● Given records
========================================
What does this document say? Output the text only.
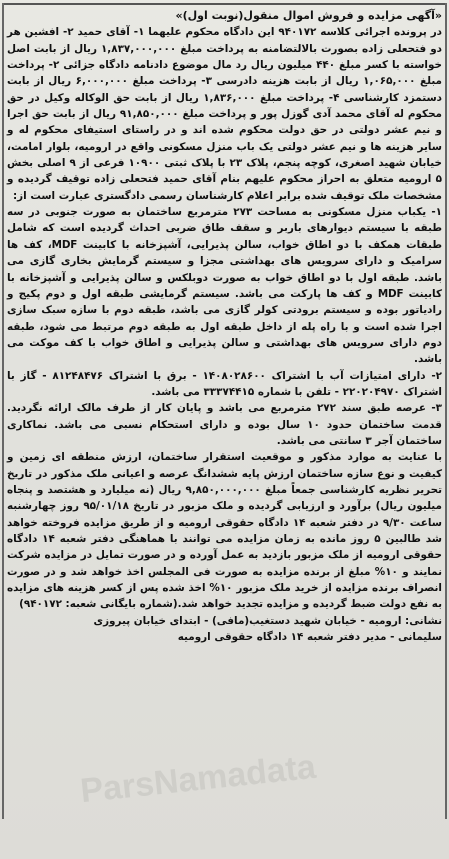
«آگهی مزایده و فروش اموال منقول(نوبت اول)»

در پرونده اجرائی کلاسه ۹۴۰۱۷۲ این دادگاه محکوم علیهما ۱- آقای حمید ۲- افشین هر دو فتحعلی زاده بصورت بالالتضامنه به پرداخت مبلغ ۱,۸۳۷,۰۰۰,۰۰۰ ریال از بابت اصل خواسته با کسر مبلغ ۴۴۰ میلیون ریال رد مال موضوع دادنامه دادگاه جزائی ۲- پرداخت مبلغ ۱,۰۶۵,۰۰۰ ریال از بابت هزینه دادرسی ۳- پرداخت مبلغ ۶,۰۰۰,۰۰۰ ریال از بابت دستمزد کارشناسی ۴- پرداخت مبلغ ۱,۸۳۶,۰۰۰ ریال از بابت حق الوکاله وکیل در حق محکوم له آقای محمد آدی گوزل پور و پرداخت مبلغ ۹۱,۸۵۰,۰۰۰ ریال از بابت حق اجرا و نیم عشر دولتی در حق دولت محکوم شده اند و در راستای استیفای محکوم له و سایر هزینه ها و نیم عشر دولتی یک باب منزل مسکونی واقع در ارومیه، بلوار امامت، خیابان شهید اصغری، کوچه پنجم، پلاک ۲۳ با پلاک ثبتی ۱۰۹۰۰ فرعی از ۹ اصلی بخش ۵ ارومیه متعلق به احراز محکوم علیهم بنام آقای حمید فتحعلی زاده توقیف گردیده و مشخصات ملک توقیف شده برابر اعلام کارشناسان رسمی دادگستری عبارت است از:

۱- یکباب منزل مسکونی به مساحت ۲۷۳ مترمربع ساختمان به صورت جنوبی در سه طبقه با سیستم دیوارهای باربر و سقف طاق ضربی احداث گردیده است که شامل طبقات همکف با دو اطاق خواب، سالن پذیرایی، آشپزخانه با کابینت MDF، کف ها سرامیک و دارای سرویس های بهداشتی مجزا و سیستم گرمایش بخاری گازی می باشد. طبقه اول با دو اطاق خواب به صورت دوبلکس و سالن پذیرایی و آشپزخانه با کابینت MDF و کف ها پارکت می باشد. سیستم گرمایشی طبقه اول و دوم پکیج و رادیاتور بوده و سیستم برودتی کولر گازی می باشد، طبقه دوم با سازه سبک سازی اجرا شده است و با راه پله از داخل طبقه اول به طبقه دوم مرتبط می شود، طبقه دوم دارای سرویس های بهداشتی و سالن پذیرایی و اطاق خواب با کف موکت می باشد.

۲- دارای امتیازات آب با اشتراک ۱۴۰۸۰۲۸۶۰۰ - برق با اشتراک ۸۱۲۴۸۴۷۶ - گاز با اشتراک ۲۲۰۲۰۴۹۷۰ - تلفن با شماره ۳۳۳۷۴۴۱۵ می باشد.

۳- عرصه طبق سند ۲۷۲ مترمربع می باشد و پایان کار از طرف مالک ارائه نگردید. قدمت ساختمان حدود ۱۰ سال بوده و دارای استحکام نسبی می باشد. نماکاری ساختمان آجر ۳ سانتی می باشد.

با عنایت به موارد مذکور و موقعیت استقرار ساختمان، ارزش منطقه ای زمین و کیفیت و نوع سازه ساختمان ارزش پایه ششدانگ عرصه و اعیانی ملک مذکور در تاریخ تحریر نظریه کارشناسی جمعاً مبلغ ۹,۸۵۰,۰۰۰,۰۰۰ ریال (نه میلیارد و هشتصد و پنجاه میلیون ریال) برآورد و ارزیابی گردیده و ملک مزبور در تاریخ ۹۵/۰۱/۱۸ روز چهارشنبه ساعت ۹/۳۰ در دفتر شعبه ۱۴ دادگاه حقوقی ارومیه و از طریق مزایده فروخته خواهد شد طالبین ۵ روز مانده به زمان مزایده می توانند با هماهنگی دفتر شعبه ۱۴ دادگاه حقوقی ارومیه از ملک مزبور بازدید به عمل آورده و در صورت تمایل در مزایده شرکت نمایند و ۱۰% مبلغ از برنده مزایده به صورت فی المجلس اخذ خواهد شد و در صورت انصراف برنده مزایده از خرید ملک مزبور ۱۰% اخذ شده پس از کسر هزینه های مزایده به نفع دولت ضبط گردیده و مزایده تجدید خواهد شد.(شماره بایگانی شعبه: ۹۴۰۱۷۲)

نشانی: ارومیه - خیابان شهید دستغیب(مافی) - ابتدای خیابان پیروزی

سلیمانی - مدیر دفتر شعبه ۱۴ دادگاه حقوقی ارومیه

ParsNamadata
========================================
Filter the data, keeping only the lines that contain "شعبه".

با عنایت به موارد مذکور و موقعیت استقرار ساختمان، ارزش منطقه ای زمین و کیفیت و نوع سازه ساختمان ارزش پایه ششدانگ عرصه و اعیانی ملک مذکور در تاریخ تحریر نظریه کارشناسی جمعاً مبلغ ۹,۸۵۰,۰۰۰,۰۰۰ ریال (نه میلیارد و هشتصد و پنجاه میلیون ریال) برآورد و ارزیابی گردیده و ملک مزبور در تاریخ ۹۵/۰۱/۱۸ روز چهارشنبه ساعت ۹/۳۰ در دفتر شعبه ۱۴ دادگاه حقوقی ارومیه و از طریق مزایده فروخته خواهد شد طالبین ۵ روز مانده به زمان مزایده می توانند با هماهنگی دفتر شعبه ۱۴ دادگاه حقوقی ارومیه از ملک مزبور بازدید به عمل آورده و در صورت تمایل در مزایده شرکت نمایند و ۱۰% مبلغ از برنده مزایده به صورت فی المجلس اخذ خواهد شد و در صورت انصراف برنده مزایده از خرید ملک مزبور ۱۰% اخذ شده پس از کسر هزینه های مزایده به نفع دولت ضبط گردیده و مزایده تجدید خواهد شد.(شماره بایگانی شعبه: ۹۴۰۱۷۲)
سلیمانی - مدیر دفتر شعبه ۱۴ دادگاه حقوقی ارومیه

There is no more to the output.